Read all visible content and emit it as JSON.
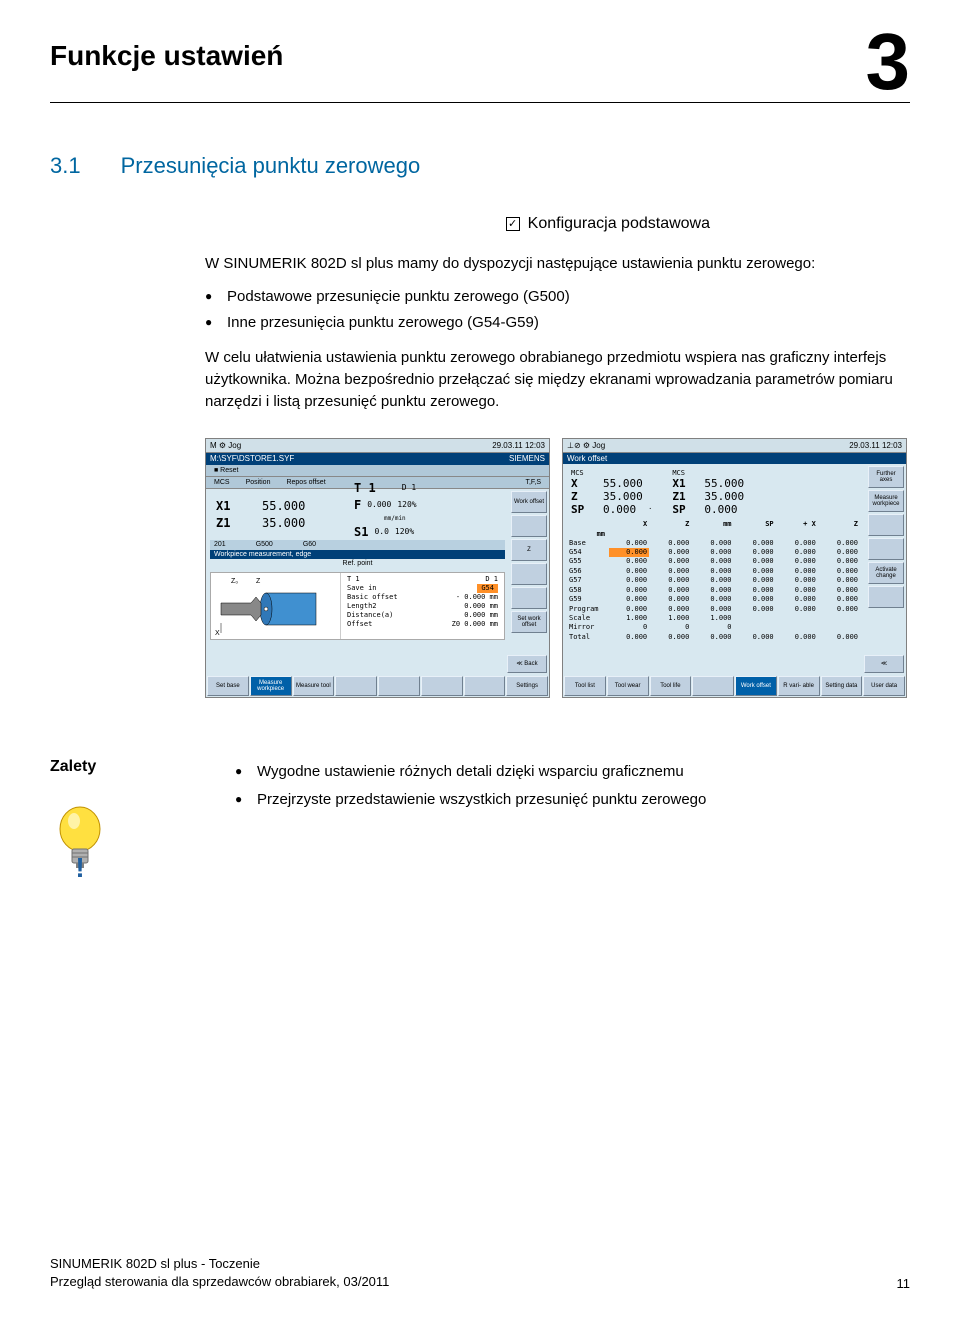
{
  "chapter": {
    "title": "Funkcje ustawień",
    "number": "3"
  },
  "section": {
    "num": "3.1",
    "title": "Przesunięcia punktu zerowego"
  },
  "config": {
    "label": "Konfiguracja podstawowa",
    "check": "✓"
  },
  "intro": "W SINUMERIK 802D sl plus mamy do dyspozycji następujące ustawienia punktu zerowego:",
  "bullets": [
    "Podstawowe przesunięcie punktu zerowego (G500)",
    "Inne przesunięcia punktu zerowego (G54-G59)"
  ],
  "para2": "W celu ułatwienia ustawienia punktu zerowego obrabianego przedmiotu wspiera nas graficzny interfejs użytkownika. Można bezpośrednio przełączać się między ekranami wprowadzania parametrów pomiaru narzędzi i listą przesunięć punktu zerowego.",
  "shotA": {
    "date": "29.03.11",
    "time": "12:03",
    "path": "M:\\SYF\\DSTORE1.SYF",
    "brand": "SIEMENS",
    "hdr": {
      "reset": "■ Reset",
      "mcs": "MCS",
      "pos": "Position",
      "repos": "Repos offset",
      "tfs": "T,F,S"
    },
    "axes": {
      "x1": "X1",
      "x1v": "55.000",
      "z1": "Z1",
      "z1v": "35.000",
      "reposX": "0.000 mm",
      "reposZ": "0.000 mm"
    },
    "tfs": {
      "t": "T 1",
      "d": "D 1",
      "f": "F",
      "fv": "0.000",
      "fpct": "120%",
      "fu": "mm/min",
      "s": "S1",
      "sv": "0.0",
      "spct": "120%",
      "su": "I"
    },
    "offsetbar": {
      "a": "201",
      "b": "G500",
      "c": "G60"
    },
    "wpTitle": "Workpiece measurement, edge",
    "refpoint": "Ref. point",
    "diagT": "T     1",
    "diagD": "D 1",
    "diag": {
      "savein": "Save in",
      "saveinV": "G54",
      "basic": "Basic offset",
      "basicV": "- 0.000 mm",
      "len": "Length2",
      "lenV": "0.000 mm",
      "dist": "Distance(a)",
      "distV": "0.000 mm",
      "off": "Offset",
      "offK": "Z0",
      "offV": "0.000 mm"
    },
    "side": {
      "work": "Work offset",
      "z": "Z",
      "setwork": "Set work offset"
    },
    "back": "≪ Back",
    "bottom": {
      "setbase": "Set base",
      "measwp": "Measure workpiece",
      "meastool": "Measure tool",
      "settings": "Settings"
    }
  },
  "shotB": {
    "date": "29.03.11",
    "time": "12:03",
    "title": "Work offset",
    "mcs": "MCS",
    "axes": {
      "x": "X",
      "xv": "55.000",
      "z": "Z",
      "zv": "35.000",
      "sp": "SP",
      "spv": "0.000",
      "x1": "X1",
      "x1v": "55.000",
      "z1": "Z1",
      "z1v": "35.000",
      "sp2": "SP",
      "sp2v": "0.000",
      "dot": "."
    },
    "table": {
      "headers": [
        "",
        "X",
        "Z",
        "mm",
        "SP",
        "X",
        "Z",
        "mm"
      ],
      "rows": [
        [
          "Base",
          "0.000",
          "0.000",
          "0.000",
          "0.000",
          "0.000",
          "0.000"
        ],
        [
          "G54",
          "0.000",
          "0.000",
          "0.000",
          "0.000",
          "0.000",
          "0.000"
        ],
        [
          "G55",
          "0.000",
          "0.000",
          "0.000",
          "0.000",
          "0.000",
          "0.000"
        ],
        [
          "G56",
          "0.000",
          "0.000",
          "0.000",
          "0.000",
          "0.000",
          "0.000"
        ],
        [
          "G57",
          "0.000",
          "0.000",
          "0.000",
          "0.000",
          "0.000",
          "0.000"
        ],
        [
          "G58",
          "0.000",
          "0.000",
          "0.000",
          "0.000",
          "0.000",
          "0.000"
        ],
        [
          "G59",
          "0.000",
          "0.000",
          "0.000",
          "0.000",
          "0.000",
          "0.000"
        ],
        [
          "Program",
          "0.000",
          "0.000",
          "0.000",
          "0.000",
          "0.000",
          "0.000"
        ],
        [
          "Scale",
          "1.000",
          "1.000",
          "1.000",
          "",
          "",
          ""
        ],
        [
          "Mirror",
          "0",
          "0",
          "0",
          "",
          "",
          ""
        ],
        [
          "Total",
          "0.000",
          "0.000",
          "0.000",
          "0.000",
          "0.000",
          "0.000"
        ]
      ],
      "highlightRow": 1,
      "highlightCol": 1
    },
    "side": {
      "further": "Further axes",
      "measure": "Measure workpiece",
      "activate": "Activate change"
    },
    "back": "≪",
    "bottom": {
      "toollist": "Tool list",
      "toolwear": "Tool wear",
      "toollife": "Tool life",
      "workoffset": "Work offset",
      "rvar": "R vari- able",
      "setting": "Setting data",
      "user": "User data"
    }
  },
  "zalety": {
    "label": "Zalety",
    "items": [
      "Wygodne ustawienie różnych detali dzięki wsparciu graficznemu",
      "Przejrzyste przedstawienie wszystkich przesunięć punktu zerowego"
    ]
  },
  "footer": {
    "line1": "SINUMERIK 802D sl plus - Toczenie",
    "line2": "Przegląd sterowania dla sprzedawców obrabiarek, 03/2011",
    "page": "11"
  },
  "colors": {
    "section": "#0066a0",
    "hmiHeader": "#004078",
    "hmiBg": "#d8e8f0",
    "hmiBtn": "#c0d0e0",
    "highlight": "#ff9028",
    "btnActive": "#0060a8"
  }
}
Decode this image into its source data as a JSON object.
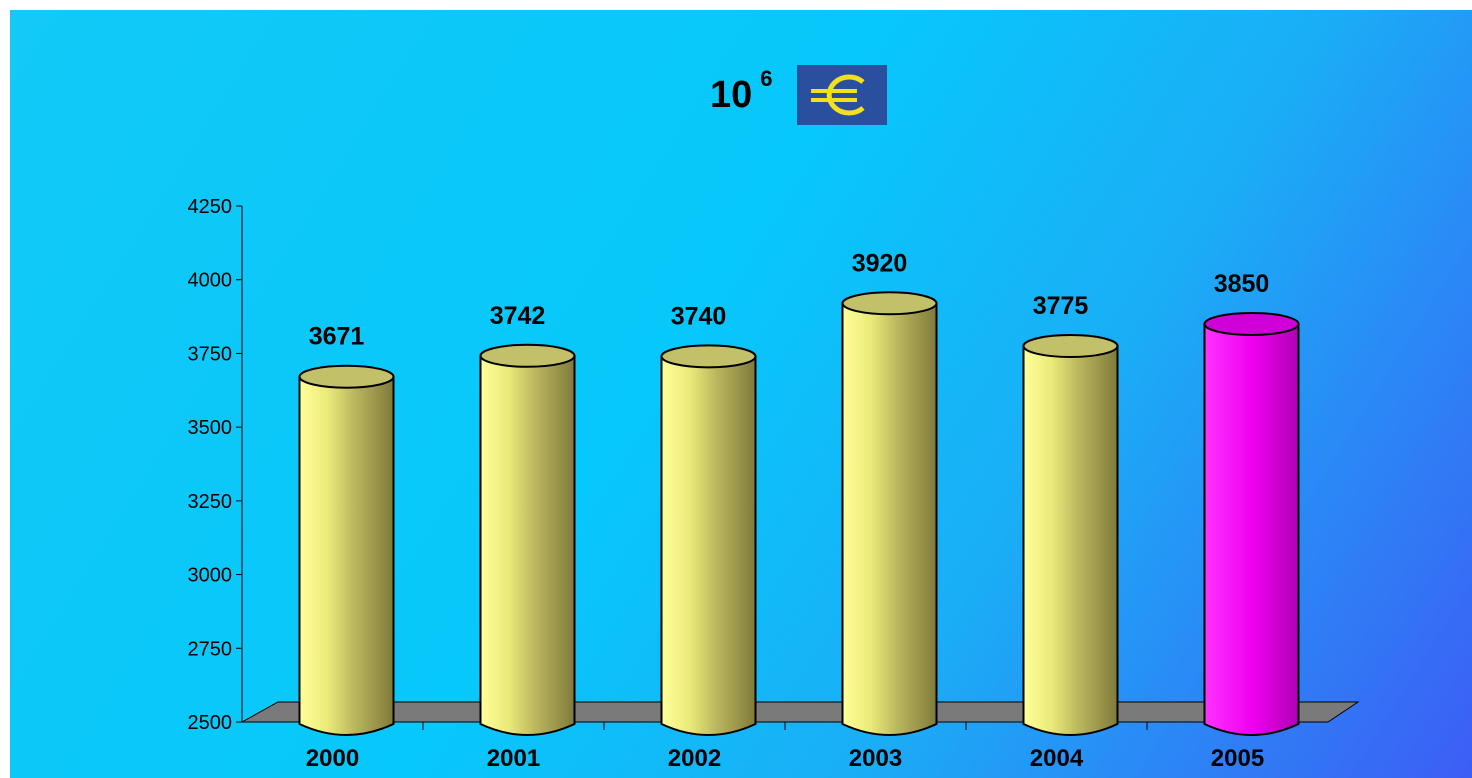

++++++++

> **WHAT THE TASK ASKS**
Restate the full listing verbatim and drop every picture.

> **EXERCISE RESULT**
Read all visible content and emit it as JSON.
{
  "chapter": {
    "title": "Funkcje ustawień",
    "number": "3"
  },
  "section": {
    "num": "3.1",
    "title": "Przesunięcia punktu zerowego"
  },
  "config": {
    "label": "Konfiguracja podstawowa",
    "check": "✓"
  },
  "intro": "W SINUMERIK 802D sl plus mamy do dyspozycji następujące ustawienia punktu zerowego:",
  "bullets": [
    "Podstawowe przesunięcie punktu zerowego (G500)",
    "Inne przesunięcia punktu zerowego (G54-G59)"
  ],
  "para2": "W celu ułatwienia ustawienia punktu zerowego obrabianego przedmiotu wspiera nas graficzny interfejs użytkownika. Można bezpośrednio przełączać się między ekranami wprowadzania parametrów pomiaru narzędzi i listą przesunięć punktu zerowego.",
  "shotA": {
    "date": "29.03.11",
    "time": "12:03",
    "path": "M:\\SYF\\DSTORE1.SYF",
    "brand": "SIEMENS",
    "hdr": {
      "reset": "■ Reset",
      "mcs": "MCS",
      "pos": "Position",
      "repos": "Repos offset",
      "tfs": "T,F,S"
    },
    "axes": {
      "x1": "X1",
      "x1v": "55.000",
      "z1": "Z1",
      "z1v": "35.000",
      "reposX": "0.000 mm",
      "reposZ": "0.000 mm"
    },
    "tfs": {
      "t": "T 1",
      "d": "D 1",
      "f": "F",
      "fv": "0.000",
      "fpct": "120%",
      "fu": "mm/min",
      "s": "S1",
      "sv": "0.0",
      "spct": "120%",
      "su": "I"
    },
    "offsetbar": {
      "a": "201",
      "b": "G500",
      "c": "G60"
    },
    "wpTitle": "Workpiece measurement, edge",
    "refpoint": "Ref. point",
    "diagT": "T     1",
    "diagD": "D 1",
    "diag": {
      "savein": "Save in",
      "saveinV": "G54",
      "basic": "Basic offset",
      "basicV": "- 0.000 mm",
      "len": "Length2",
      "lenV": "0.000 mm",
      "dist": "Distance(a)",
      "distV": "0.000 mm",
      "off": "Offset",
      "offK": "Z0",
      "offV": "0.000 mm"
    },
    "side": {
      "work": "Work offset",
      "z": "Z",
      "setwork": "Set work offset"
    },
    "back": "≪ Back",
    "bottom": {
      "setbase": "Set base",
      "measwp": "Measure workpiece",
      "meastool": "Measure tool",
      "settings": "Settings"
    }
  },
  "shotB": {
    "date": "29.03.11",
    "time": "12:03",
    "title": "Work offset",
    "mcs": "MCS",
    "axes": {
      "x": "X",
      "xv": "55.000",
      "z": "Z",
      "zv": "35.000",
      "sp": "SP",
      "spv": "0.000",
      "x1": "X1",
      "x1v": "55.000",
      "z1": "Z1",
      "z1v": "35.000",
      "sp2": "SP",
      "sp2v": "0.000",
      "dot": "."
    },
    "table": {
      "headers": [
        "",
        "X",
        "Z",
        "mm",
        "SP",
        "X",
        "Z",
        "mm"
      ],
      "rows": [
        [
          "Base",
          "0.000",
          "0.000",
          "0.000",
          "0.000",
          "0.000",
          "0.000"
        ],
        [
          "G54",
          "0.000",
          "0.000",
          "0.000",
          "0.000",
          "0.000",
          "0.000"
        ],
        [
          "G55",
          "0.000",
          "0.000",
          "0.000",
          "0.000",
          "0.000",
          "0.000"
        ],
        [
          "G56",
          "0.000",
          "0.000",
          "0.000",
          "0.000",
          "0.000",
          "0.000"
        ],
        [
          "G57",
          "0.000",
          "0.000",
          "0.000",
          "0.000",
          "0.000",
          "0.000"
        ],
        [
          "G58",
          "0.000",
          "0.000",
          "0.000",
          "0.000",
          "0.000",
          "0.000"
        ],
        [
          "G59",
          "0.000",
          "0.000",
          "0.000",
          "0.000",
          "0.000",
          "0.000"
        ],
        [
          "Program",
          "0.000",
          "0.000",
          "0.000",
          "0.000",
          "0.000",
          "0.000"
        ],
        [
          "Scale",
          "1.000",
          "1.000",
          "1.000",
          "",
          "",
          ""
        ],
        [
          "Mirror",
          "0",
          "0",
          "0",
          "",
          "",
          ""
        ],
        [
          "Total",
          "0.000",
          "0.000",
          "0.000",
          "0.000",
          "0.000",
          "0.000"
        ]
      ],
      "highlightRow": 1,
      "highlightCol": 1
    },
    "side": {
      "further": "Further axes",
      "measure": "Measure workpiece",
      "activate": "Activate change"
    },
    "back": "≪",
    "bottom": {
      "toollist": "Tool list",
      "toolwear": "Tool wear",
      "toollife": "Tool life",
      "workoffset": "Work offset",
      "rvar": "R vari- able",
      "setting": "Setting data",
      "user": "User data"
    }
  },
  "zalety": {
    "label": "Zalety",
    "items": [
      "Wygodne ustawienie różnych detali dzięki wsparciu graficznemu",
      "Przejrzyste przedstawienie wszystkich przesunięć punktu zerowego"
    ]
  },
  "footer": {
    "line1": "SINUMERIK 802D sl plus - Toczenie",
    "line2": "Przegląd sterowania dla sprzedawców obrabiarek, 03/2011",
    "page": "11"
  },
  "colors": {
    "section": "#0066a0",
    "hmiHeader": "#004078",
    "hmiBg": "#d8e8f0",
    "hmiBtn": "#c0d0e0",
    "highlight": "#ff9028",
    "btnActive": "#0060a8"
  }
}
Decode this image into its source data as a JSON object.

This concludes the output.